## Task brief:
Transcribe the listing in full, excluding any pictures.

Records from a data source:

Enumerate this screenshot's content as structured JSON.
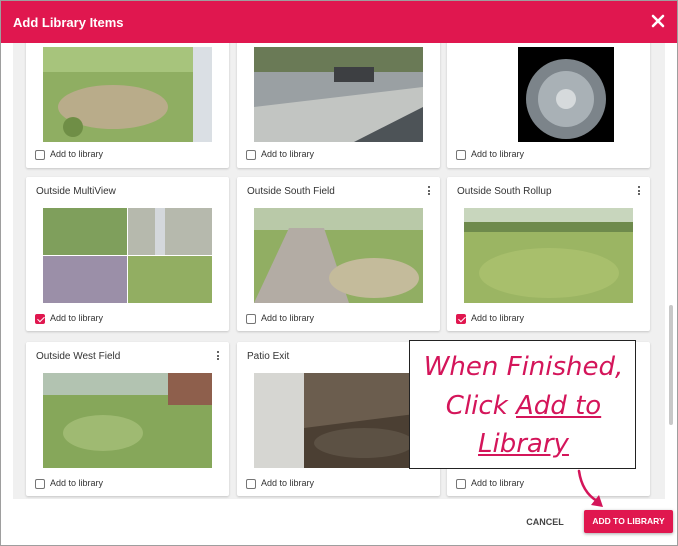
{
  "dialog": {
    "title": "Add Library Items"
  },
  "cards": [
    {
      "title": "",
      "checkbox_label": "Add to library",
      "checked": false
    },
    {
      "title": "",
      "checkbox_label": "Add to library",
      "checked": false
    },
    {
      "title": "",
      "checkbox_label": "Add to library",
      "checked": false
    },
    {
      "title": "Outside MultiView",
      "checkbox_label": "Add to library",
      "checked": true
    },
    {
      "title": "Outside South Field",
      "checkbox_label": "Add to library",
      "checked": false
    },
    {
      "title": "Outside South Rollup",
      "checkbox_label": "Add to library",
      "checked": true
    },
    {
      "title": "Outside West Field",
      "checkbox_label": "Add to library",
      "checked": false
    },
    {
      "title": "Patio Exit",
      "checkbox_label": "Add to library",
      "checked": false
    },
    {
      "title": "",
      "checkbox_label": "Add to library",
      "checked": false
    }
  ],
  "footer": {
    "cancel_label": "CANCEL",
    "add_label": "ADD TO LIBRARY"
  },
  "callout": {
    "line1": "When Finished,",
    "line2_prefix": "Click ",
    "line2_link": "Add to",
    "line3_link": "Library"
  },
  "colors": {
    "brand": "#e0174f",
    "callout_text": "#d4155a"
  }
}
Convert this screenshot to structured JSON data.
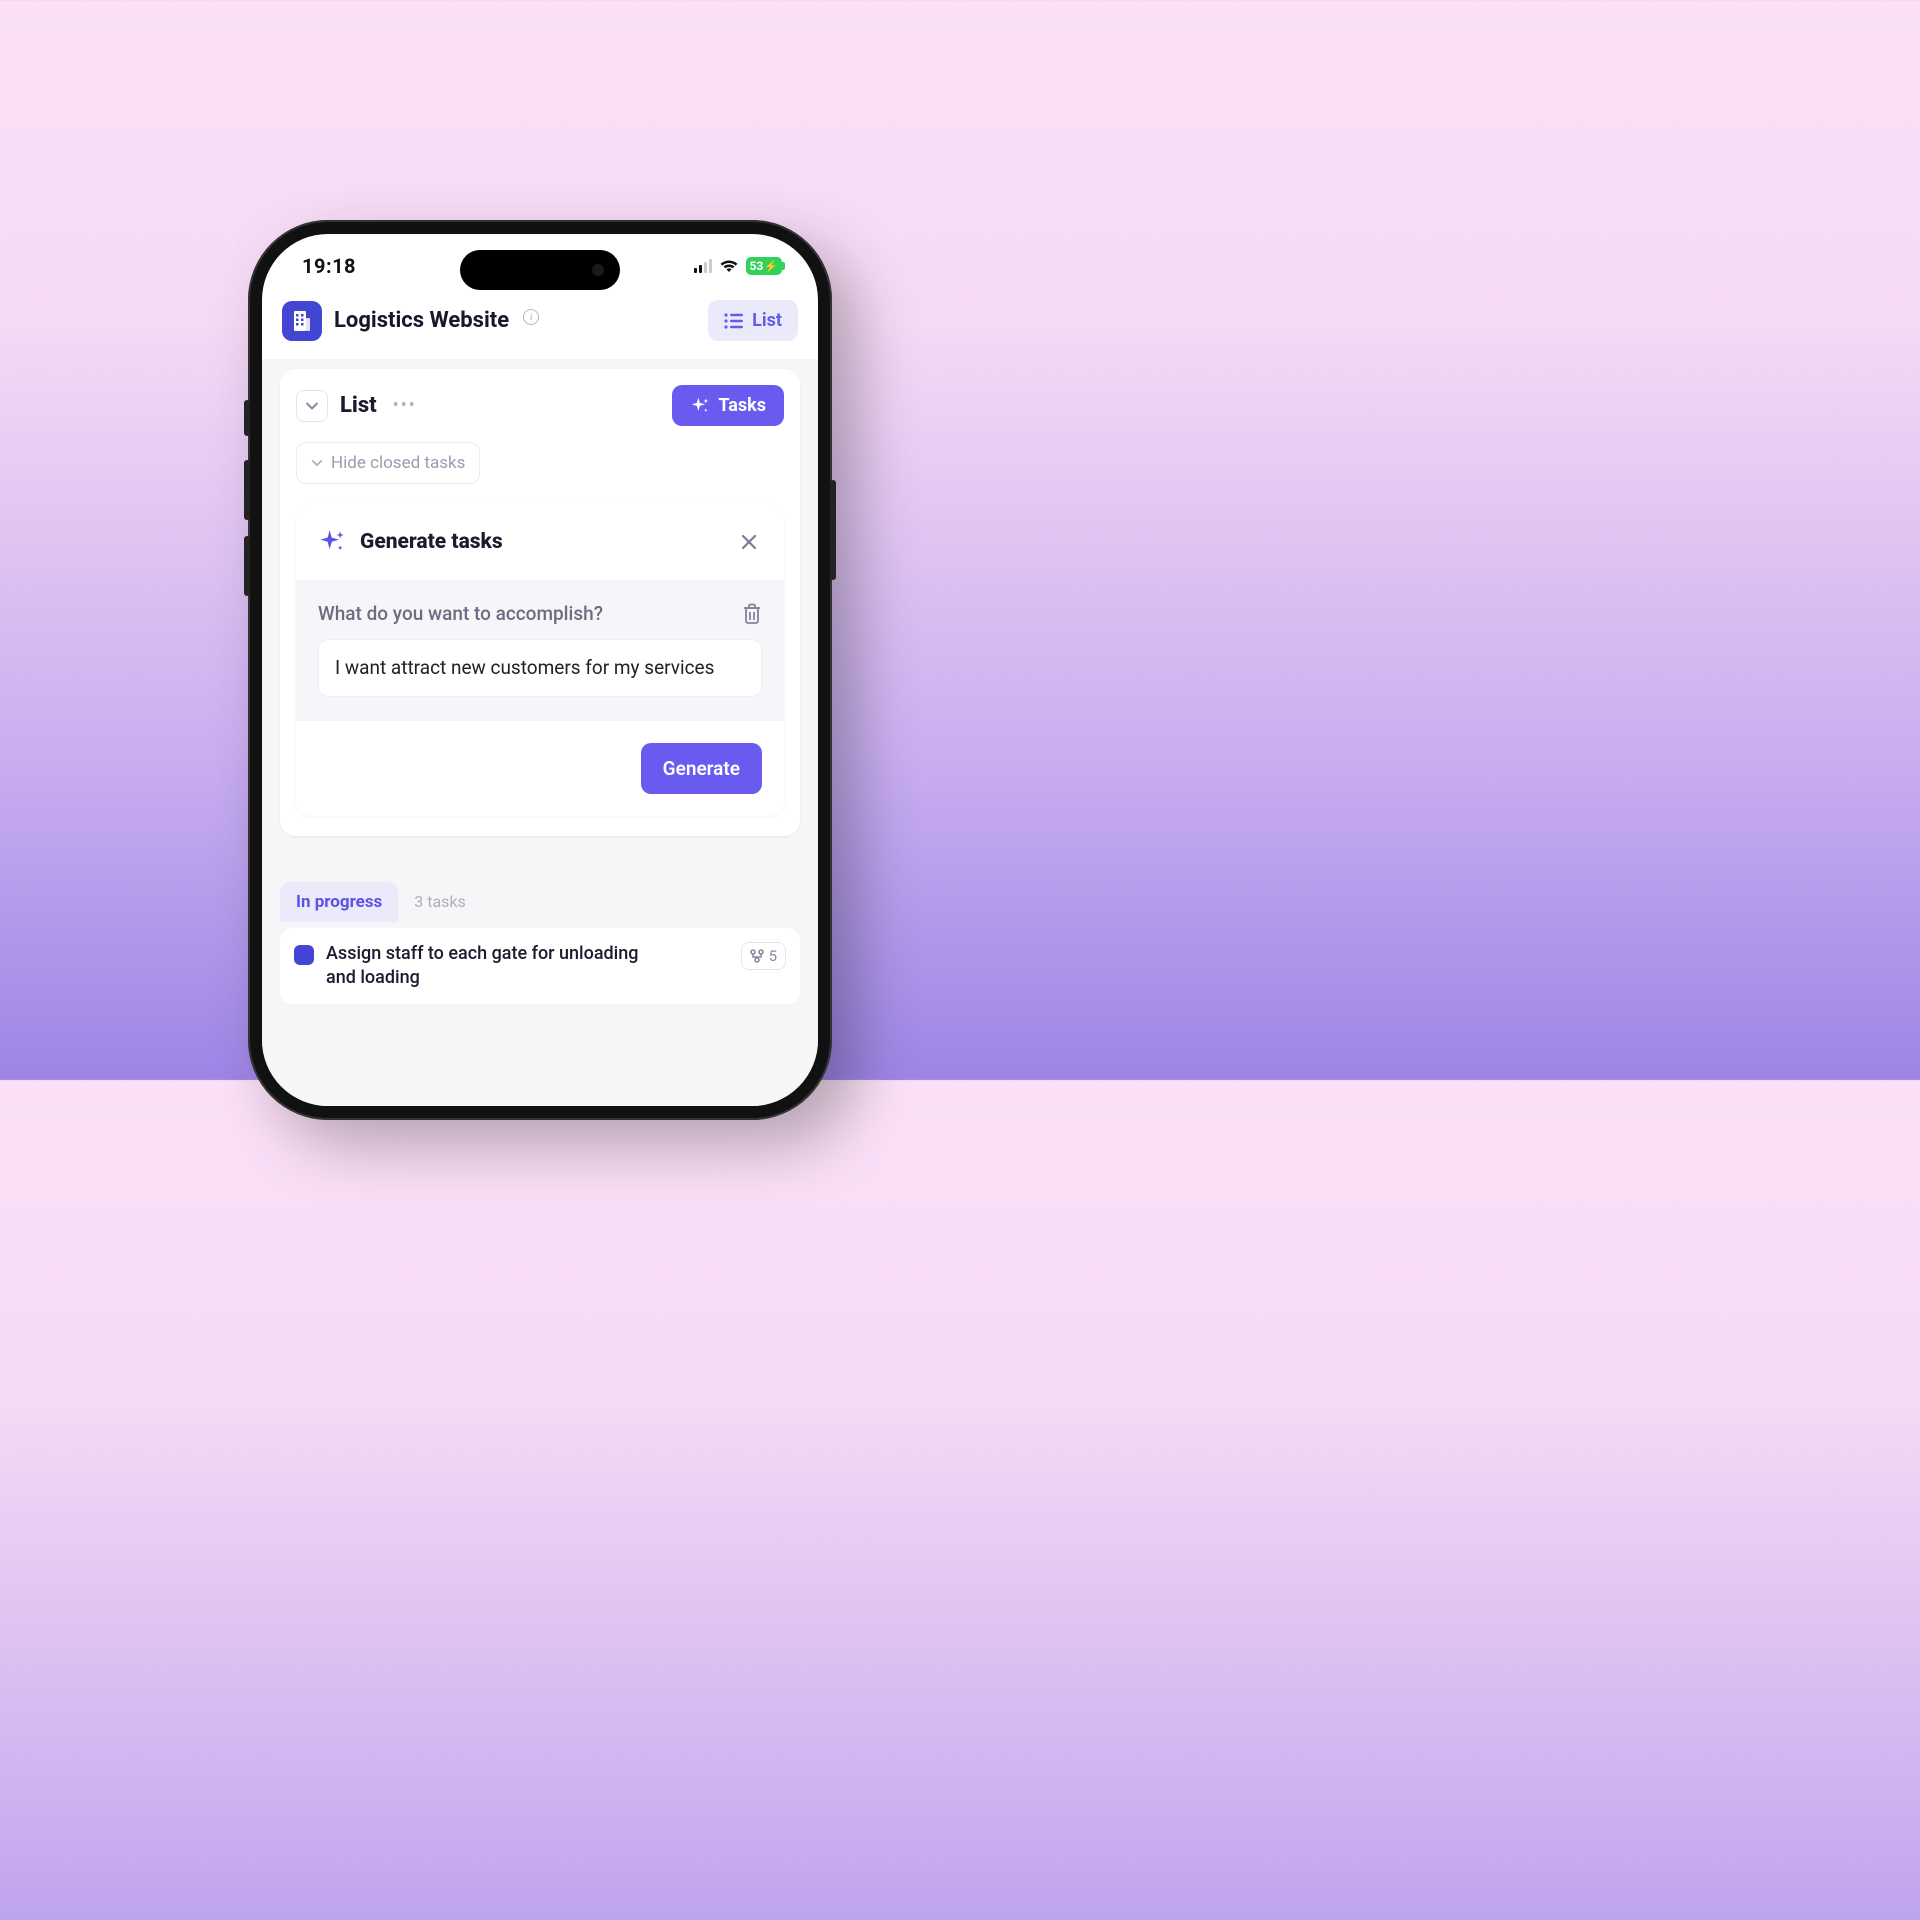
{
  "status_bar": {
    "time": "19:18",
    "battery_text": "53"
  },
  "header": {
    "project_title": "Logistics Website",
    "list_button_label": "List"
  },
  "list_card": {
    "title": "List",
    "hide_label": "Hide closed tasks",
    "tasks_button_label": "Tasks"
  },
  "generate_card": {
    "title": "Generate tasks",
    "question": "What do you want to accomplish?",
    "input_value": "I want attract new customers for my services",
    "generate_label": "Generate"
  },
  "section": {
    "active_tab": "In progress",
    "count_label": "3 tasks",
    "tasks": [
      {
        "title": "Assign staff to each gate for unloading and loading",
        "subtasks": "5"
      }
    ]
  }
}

## Task solution:
Enumerate this screenshot's content as structured JSON.
{
  "dialog": {
    "title": "Add Library Items"
  },
  "cards": [
    {
      "title": "",
      "checkbox_label": "Add to library",
      "checked": false
    },
    {
      "title": "",
      "checkbox_label": "Add to library",
      "checked": false
    },
    {
      "title": "",
      "checkbox_label": "Add to library",
      "checked": false
    },
    {
      "title": "Outside MultiView",
      "checkbox_label": "Add to library",
      "checked": true
    },
    {
      "title": "Outside South Field",
      "checkbox_label": "Add to library",
      "checked": false
    },
    {
      "title": "Outside South Rollup",
      "checkbox_label": "Add to library",
      "checked": true
    },
    {
      "title": "Outside West Field",
      "checkbox_label": "Add to library",
      "checked": false
    },
    {
      "title": "Patio Exit",
      "checkbox_label": "Add to library",
      "checked": false
    },
    {
      "title": "",
      "checkbox_label": "Add to library",
      "checked": false
    }
  ],
  "footer": {
    "cancel_label": "CANCEL",
    "add_label": "ADD TO LIBRARY"
  },
  "callout": {
    "line1": "When Finished,",
    "line2_prefix": "Click ",
    "line2_link": "Add to",
    "line3_link": "Library"
  },
  "colors": {
    "brand": "#e0174f",
    "callout_text": "#d4155a"
  }
}
Convert this screenshot to structured JSON data.
{
  "status_bar": {
    "time": "19:18",
    "battery_text": "53"
  },
  "header": {
    "project_title": "Logistics Website",
    "list_button_label": "List"
  },
  "list_card": {
    "title": "List",
    "hide_label": "Hide closed tasks",
    "tasks_button_label": "Tasks"
  },
  "generate_card": {
    "title": "Generate tasks",
    "question": "What do you want to accomplish?",
    "input_value": "I want attract new customers for my services",
    "generate_label": "Generate"
  },
  "section": {
    "active_tab": "In progress",
    "count_label": "3 tasks",
    "tasks": [
      {
        "title": "Assign staff to each gate for unloading and loading",
        "subtasks": "5"
      }
    ]
  }
}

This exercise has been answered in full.